<<<<

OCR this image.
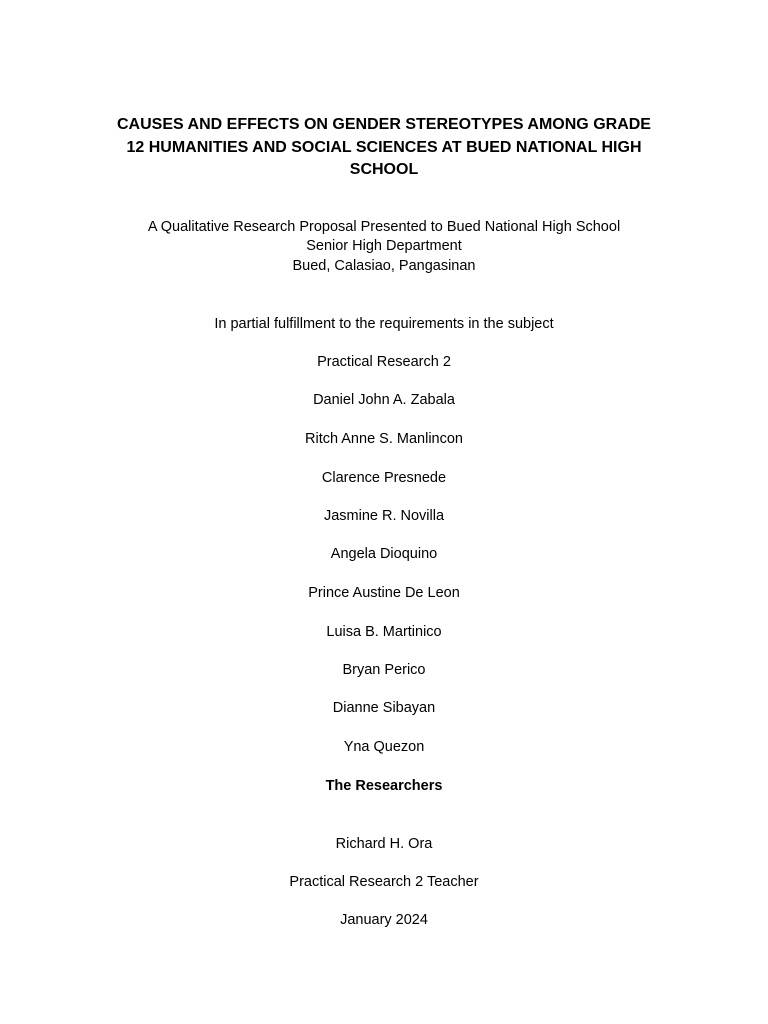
CAUSES AND EFFECTS ON GENDER STEREOTYPES AMONG GRADE
12 HUMANITIES AND SOCIAL SCIENCES AT BUED NATIONAL HIGH
SCHOOL

A Qualitative Research Proposal Presented to Bued National High School

Senior High Department

Bued, Calasiao, Pangasinan

In partial fulfillment to the requirements in the subject

Practical Research 2

Daniel John A. Zabala

Ritch Anne S. Manlincon

Clarence Presnede

Jasmine R. Novilla

Angela Dioquino

Prince Austine De Leon

Luisa B. Martinico

Bryan Perico

Dianne Sibayan

Yna Quezon

The Researchers

Richard H. Ora

Practical Research 2 Teacher

January 2024
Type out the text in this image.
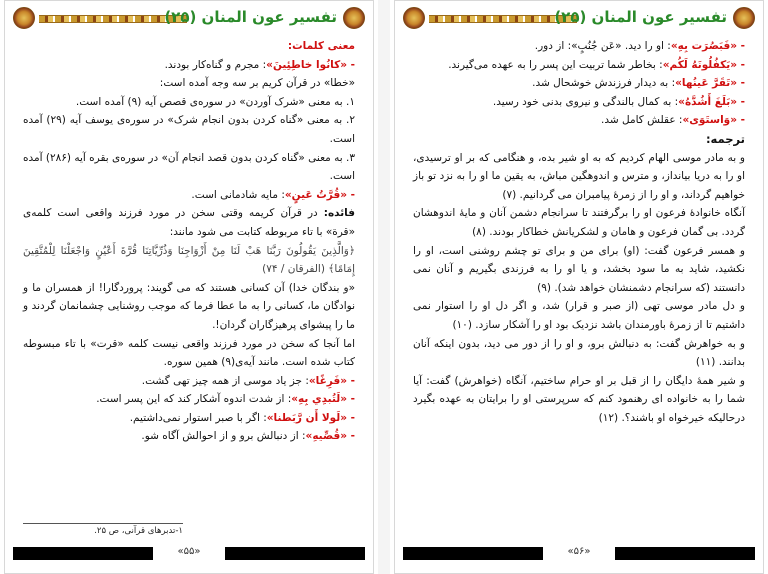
تفسیر عون المنان (۲۵)

معنی کلمات:

- «كانُوا خاطِئِينَ»: مجرم و گناه‌کار بودند.

«خطا» در قرآن کریم بر سه وجه آمده است:

۱. به معنی «شرک آوردن» در سوره‌ی قصص آیه (۹) آمده است.

۲. به معنی «گناه کردن بدون انجام شرک» در سوره‌ی یوسف آیه (۲۹) آمده است.

۳. به معنی «گناه کردن بدون قصد انجام آن» در سوره‌ی بقره آیه (۲۸۶) آمده است.

- «قُرَّتُ عَينٍ»: مایه شادمانی است.

فائده: در قرآن کریمه وقتی سخن در مورد فرزند واقعی است کلمه‌ی «قرة» با تاء مربوطه کتابت می شود مانند:

﴿وَالَّذِينَ يَقُولُونَ رَبَّنَا هَبْ لَنَا مِنْ أَزْوَاجِنَا وَذُرِّيَّاتِنَا قُرَّةَ أَعْيُنٍ وَاجْعَلْنَا لِلْمُتَّقِينَ إِمَامًا﴾ (الفرقان / ۷۴)

«و بندگان خدا) آن کسانی هستند که می گویند: پروردگارا! از همسران ما و نوادگان ما، کسانی را به ما عطا فرما که موجب روشنایی چشمانمان گردند و ما را پیشوای پرهیزگاران گردان!.

اما آنجا که سخن در مورد فرزند واقعی نیست کلمه «قرت» با تاء مبسوطه کتاب شده است. مانند آیه‌ی(۹) همین سوره.

- «فَرِغًا»: جز یاد موسی از همه چیز تهی گشت.

- «لَتُبدِي بِهِ»: از شدت اندوه آشکار کند که این پسر است.

- «لَولا أَن رَّبَطنا»: اگر با صبر استوار نمی‌داشتیم.

- «قُصِّيهِ»: از دنبالش برو و از احوالش آگاه شو.

۱-تدبرهای قرآنی، ص ۲۵.
«۵۵»
تفسیر عون المنان (۲۵)

- «فَبَصُرَت بِهِ»: او را دید. «عَن جُنُبٍ»: از دور.

- «يَكفُلُونَهُ لَكُم»: بخاطر شما تربیت این پسر را به عهده می‌گیرند.

- «تَقَرَّ عَينُها»: به دیدار فرزندش خوشحال شد.

- «بَلَغَ أَشُدَّهُ»: به کمال بالندگی و نیروی بدنی خود رسید.

- «وَاستَوَى»: عقلش کامل شد.

ترجمه:

و به مادر موسی الهام کردیم که به او شیر بده، و هنگامی که بر او ترسیدی، او را به دریا بیانداز، و مترس و اندوهگین مباش، به یقین ما او را به نزد تو باز خواهیم گرداند، و او را از زمرهٔ پیامبران می گردانیم. (۷)

آنگاه خانوادهٔ فرعون او را برگرفتند تا سرانجام دشمن آنان و مایهٔ اندوهشان گردد. بی گمان فرعون و هامان و لشکریانش خطاکار بودند. (۸)

و همسر فرعون گفت: (او) برای من و برای تو چشم روشنی است، او را نکشید، شاید به ما سود بخشد، و یا او را به فرزندی بگیریم و آنان نمی دانستند (که سرانجام دشمنشان خواهد شد). (۹)

و دل مادر موسی تهی (از صبر و قرار) شد، و اگر دل او را استوار نمی داشتیم تا از زمرهٔ باورمندان باشد نزدیک بود او را آشکار سازد. (۱۰)

و به خواهرش گفت: به دنبالش برو، و او را از دور می دید، بدون اینکه آنان بدانند. (۱۱)

و شیر همهٔ دایگان را از قبل بر او حرام ساختیم، آنگاه (خواهرش) گفت: آیا شما را به خانواده ای رهنمود کنم که سرپرستی او را برایتان به عهده بگیرد درحالیکه خیرخواه او باشند؟. (۱۲)

«۵۶»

>>>>

**Direction:** Pictures in the records above are not copied; print everything else exactly.

**Result of this task:**
OCR this image.
CAUSES AND EFFECTS ON GENDER STEREOTYPES AMONG GRADE
12 HUMANITIES AND SOCIAL SCIENCES AT BUED NATIONAL HIGH
SCHOOL

A Qualitative Research Proposal Presented to Bued National High School

Senior High Department

Bued, Calasiao, Pangasinan

In partial fulfillment to the requirements in the subject

Practical Research 2

Daniel John A. Zabala

Ritch Anne S. Manlincon

Clarence Presnede

Jasmine R. Novilla

Angela Dioquino

Prince Austine De Leon

Luisa B. Martinico

Bryan Perico

Dianne Sibayan

Yna Quezon

The Researchers

Richard H. Ora

Practical Research 2 Teacher

January 2024
Type out the text in this image.
تفسیر عون المنان (۲۵)

معنی کلمات:

- «كانُوا خاطِئِينَ»: مجرم و گناه‌کار بودند.

«خطا» در قرآن کریم بر سه وجه آمده است:

۱. به معنی «شرک آوردن» در سوره‌ی قصص آیه (۹) آمده است.

۲. به معنی «گناه کردن بدون انجام شرک» در سوره‌ی یوسف آیه (۲۹) آمده است.

۳. به معنی «گناه کردن بدون قصد انجام آن» در سوره‌ی بقره آیه (۲۸۶) آمده است.

- «قُرَّتُ عَينٍ»: مایه شادمانی است.

فائده: در قرآن کریمه وقتی سخن در مورد فرزند واقعی است کلمه‌ی «قرة» با تاء مربوطه کتابت می شود مانند:

﴿وَالَّذِينَ يَقُولُونَ رَبَّنَا هَبْ لَنَا مِنْ أَزْوَاجِنَا وَذُرِّيَّاتِنَا قُرَّةَ أَعْيُنٍ وَاجْعَلْنَا لِلْمُتَّقِينَ إِمَامًا﴾ (الفرقان / ۷۴)

«و بندگان خدا) آن کسانی هستند که می گویند: پروردگارا! از همسران ما و نوادگان ما، کسانی را به ما عطا فرما که موجب روشنایی چشمانمان گردند و ما را پیشوای پرهیزگاران گردان!.

اما آنجا که سخن در مورد فرزند واقعی نیست کلمه «قرت» با تاء مبسوطه کتاب شده است. مانند آیه‌ی(۹) همین سوره.

- «فَرِغًا»: جز یاد موسی از همه چیز تهی گشت.

- «لَتُبدِي بِهِ»: از شدت اندوه آشکار کند که این پسر است.

- «لَولا أَن رَّبَطنا»: اگر با صبر استوار نمی‌داشتیم.

- «قُصِّيهِ»: از دنبالش برو و از احوالش آگاه شو.

۱-تدبرهای قرآنی، ص ۲۵.
«۵۵»
تفسیر عون المنان (۲۵)

- «فَبَصُرَت بِهِ»: او را دید. «عَن جُنُبٍ»: از دور.

- «يَكفُلُونَهُ لَكُم»: بخاطر شما تربیت این پسر را به عهده می‌گیرند.

- «تَقَرَّ عَينُها»: به دیدار فرزندش خوشحال شد.

- «بَلَغَ أَشُدَّهُ»: به کمال بالندگی و نیروی بدنی خود رسید.

- «وَاستَوَى»: عقلش کامل شد.

ترجمه:

و به مادر موسی الهام کردیم که به او شیر بده، و هنگامی که بر او ترسیدی، او را به دریا بیانداز، و مترس و اندوهگین مباش، به یقین ما او را به نزد تو باز خواهیم گرداند، و او را از زمرهٔ پیامبران می گردانیم. (۷)

آنگاه خانوادهٔ فرعون او را برگرفتند تا سرانجام دشمن آنان و مایهٔ اندوهشان گردد. بی گمان فرعون و هامان و لشکریانش خطاکار بودند. (۸)

و همسر فرعون گفت: (او) برای من و برای تو چشم روشنی است، او را نکشید، شاید به ما سود بخشد، و یا او را به فرزندی بگیریم و آنان نمی دانستند (که سرانجام دشمنشان خواهد شد). (۹)

و دل مادر موسی تهی (از صبر و قرار) شد، و اگر دل او را استوار نمی داشتیم تا از زمرهٔ باورمندان باشد نزدیک بود او را آشکار سازد. (۱۰)

و به خواهرش گفت: به دنبالش برو، و او را از دور می دید، بدون اینکه آنان بدانند. (۱۱)

و شیر همهٔ دایگان را از قبل بر او حرام ساختیم، آنگاه (خواهرش) گفت: آیا شما را به خانواده ای رهنمود کنم که سرپرستی او را برایتان به عهده بگیرد درحالیکه خیرخواه او باشند؟. (۱۲)

«۵۶»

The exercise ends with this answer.